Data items
------------------------------------------------

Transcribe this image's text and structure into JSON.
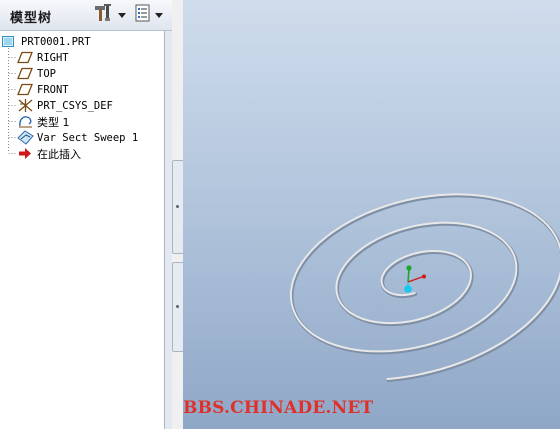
{
  "panel": {
    "title": "模型树",
    "settings_icon": "tree-settings-icon",
    "show_icon": "show-list-icon"
  },
  "tree": {
    "items": [
      {
        "label": "PRT0001.PRT",
        "icon": "part-icon"
      },
      {
        "label": "RIGHT",
        "icon": "datum-plane-icon"
      },
      {
        "label": "TOP",
        "icon": "datum-plane-icon"
      },
      {
        "label": "FRONT",
        "icon": "datum-plane-icon"
      },
      {
        "label": "PRT_CSYS_DEF",
        "icon": "csys-icon"
      },
      {
        "label": "类型 1",
        "icon": "curve-icon"
      },
      {
        "label": "Var Sect Sweep 1",
        "icon": "sweep-icon"
      },
      {
        "label": "在此插入",
        "icon": "insert-here-arrow-icon"
      }
    ]
  },
  "viewport": {
    "watermark": "BBS.CHINADE.NET",
    "colors": {
      "watermark": "#e0302a",
      "spiral": "#e8e8e8"
    }
  }
}
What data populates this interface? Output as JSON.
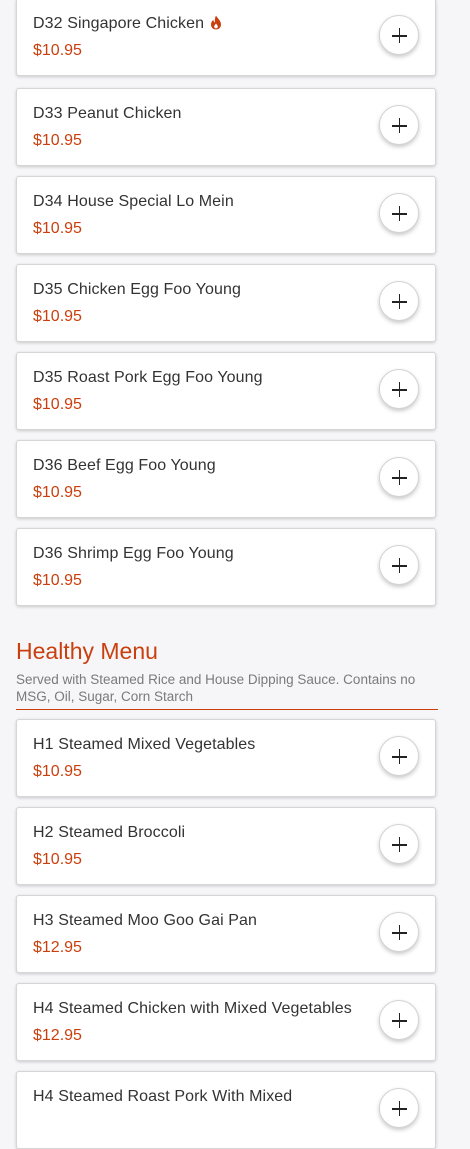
{
  "colors": {
    "accent": "#c9400e",
    "text": "#333333",
    "background": "#f6f6f8"
  },
  "items_top": [
    {
      "name": "D32 Singapore Chicken",
      "price": "$10.95",
      "spicy": true,
      "icon": "fire-icon"
    },
    {
      "name": "D33 Peanut Chicken",
      "price": "$10.95"
    },
    {
      "name": "D34 House Special Lo Mein",
      "price": "$10.95"
    },
    {
      "name": "D35 Chicken Egg Foo Young",
      "price": "$10.95"
    },
    {
      "name": "D35 Roast Pork Egg Foo Young",
      "price": "$10.95"
    },
    {
      "name": "D36 Beef Egg Foo Young",
      "price": "$10.95"
    },
    {
      "name": "D36 Shrimp Egg Foo Young",
      "price": "$10.95"
    }
  ],
  "healthy_menu": {
    "title": "Healthy Menu",
    "description": "Served with Steamed Rice and House Dipping Sauce. Contains no MSG, Oil, Sugar, Corn Starch",
    "items": [
      {
        "name": "H1 Steamed Mixed Vegetables",
        "price": "$10.95"
      },
      {
        "name": "H2 Steamed Broccoli",
        "price": "$10.95"
      },
      {
        "name": "H3 Steamed Moo Goo Gai Pan",
        "price": "$12.95"
      },
      {
        "name": "H4 Steamed Chicken with Mixed Vegetables",
        "price": "$12.95"
      },
      {
        "name": "H4 Steamed Roast Pork With Mixed",
        "price": ""
      }
    ]
  },
  "add_button_icon": "plus-icon"
}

------------------------------------------------

Print the records above exactly as they stand, but leave out the pictures.

Transcribe this image's text and structure into JSON.
{
  "panel": {
    "title": "模型树",
    "settings_icon": "tree-settings-icon",
    "show_icon": "show-list-icon"
  },
  "tree": {
    "items": [
      {
        "label": "PRT0001.PRT",
        "icon": "part-icon"
      },
      {
        "label": "RIGHT",
        "icon": "datum-plane-icon"
      },
      {
        "label": "TOP",
        "icon": "datum-plane-icon"
      },
      {
        "label": "FRONT",
        "icon": "datum-plane-icon"
      },
      {
        "label": "PRT_CSYS_DEF",
        "icon": "csys-icon"
      },
      {
        "label": "类型 1",
        "icon": "curve-icon"
      },
      {
        "label": "Var Sect Sweep 1",
        "icon": "sweep-icon"
      },
      {
        "label": "在此插入",
        "icon": "insert-here-arrow-icon"
      }
    ]
  },
  "viewport": {
    "watermark": "BBS.CHINADE.NET",
    "colors": {
      "watermark": "#e0302a",
      "spiral": "#e8e8e8"
    }
  }
}
What data populates this interface? Output as JSON.
{
  "colors": {
    "accent": "#c9400e",
    "text": "#333333",
    "background": "#f6f6f8"
  },
  "items_top": [
    {
      "name": "D32 Singapore Chicken",
      "price": "$10.95",
      "spicy": true,
      "icon": "fire-icon"
    },
    {
      "name": "D33 Peanut Chicken",
      "price": "$10.95"
    },
    {
      "name": "D34 House Special Lo Mein",
      "price": "$10.95"
    },
    {
      "name": "D35 Chicken Egg Foo Young",
      "price": "$10.95"
    },
    {
      "name": "D35 Roast Pork Egg Foo Young",
      "price": "$10.95"
    },
    {
      "name": "D36 Beef Egg Foo Young",
      "price": "$10.95"
    },
    {
      "name": "D36 Shrimp Egg Foo Young",
      "price": "$10.95"
    }
  ],
  "healthy_menu": {
    "title": "Healthy Menu",
    "description": "Served with Steamed Rice and House Dipping Sauce. Contains no MSG, Oil, Sugar, Corn Starch",
    "items": [
      {
        "name": "H1 Steamed Mixed Vegetables",
        "price": "$10.95"
      },
      {
        "name": "H2 Steamed Broccoli",
        "price": "$10.95"
      },
      {
        "name": "H3 Steamed Moo Goo Gai Pan",
        "price": "$12.95"
      },
      {
        "name": "H4 Steamed Chicken with Mixed Vegetables",
        "price": "$12.95"
      },
      {
        "name": "H4 Steamed Roast Pork With Mixed",
        "price": ""
      }
    ]
  },
  "add_button_icon": "plus-icon"
}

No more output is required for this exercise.